* _What this task involves_
Each entry must be reproduced precisely as it stands.

········

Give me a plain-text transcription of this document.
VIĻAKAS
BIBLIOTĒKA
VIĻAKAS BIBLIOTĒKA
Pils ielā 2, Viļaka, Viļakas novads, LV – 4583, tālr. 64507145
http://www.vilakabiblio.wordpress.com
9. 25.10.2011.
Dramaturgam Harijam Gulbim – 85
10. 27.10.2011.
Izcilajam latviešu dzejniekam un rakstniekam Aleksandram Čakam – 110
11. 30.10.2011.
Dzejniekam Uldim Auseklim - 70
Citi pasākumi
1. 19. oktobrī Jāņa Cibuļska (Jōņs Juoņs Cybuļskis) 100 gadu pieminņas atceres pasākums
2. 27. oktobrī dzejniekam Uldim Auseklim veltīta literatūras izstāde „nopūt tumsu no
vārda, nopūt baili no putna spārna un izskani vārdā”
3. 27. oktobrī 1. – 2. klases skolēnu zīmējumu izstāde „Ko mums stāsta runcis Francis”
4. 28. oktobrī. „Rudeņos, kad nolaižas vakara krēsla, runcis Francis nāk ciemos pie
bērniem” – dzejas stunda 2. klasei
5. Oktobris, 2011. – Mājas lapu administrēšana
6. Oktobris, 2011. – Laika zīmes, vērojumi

········

* _Answer in full_
Give me a plain-text transcription of this document.
VIĻAKAS
BIBLIOTĒKA
VIĻAKAS BIBLIOTĒKA
Pils ielā 2, Viļaka, Viļakas novads, LV – 4583, tālr. 64507145
http://www.vilakabiblio.wordpress.com
9. 25.10.2011.
Dramaturgam Harijam Gulbim – 85
10. 27.10.2011.
Izcilajam latviešu dzejniekam un rakstniekam Aleksandram Čakam – 110
11. 30.10.2011.
Dzejniekam Uldim Auseklim - 70
Citi pasākumi
1. 19. oktobrī Jāņa Cibuļska (Jōņs Juoņs Cybuļskis) 100 gadu pieminņas atceres pasākums
2. 27. oktobrī dzejniekam Uldim Auseklim veltīta literatūras izstāde „nopūt tumsu no
vārda, nopūt baili no putna spārna un izskani vārdā”
3. 27. oktobrī 1. – 2. klases skolēnu zīmējumu izstāde „Ko mums stāsta runcis Francis”
4. 28. oktobrī. „Rudeņos, kad nolaižas vakara krēsla, runcis Francis nāk ciemos pie
bērniem” – dzejas stunda 2. klasei
5. Oktobris, 2011. – Mājas lapu administrēšana
6. Oktobris, 2011. – Laika zīmes, vērojumi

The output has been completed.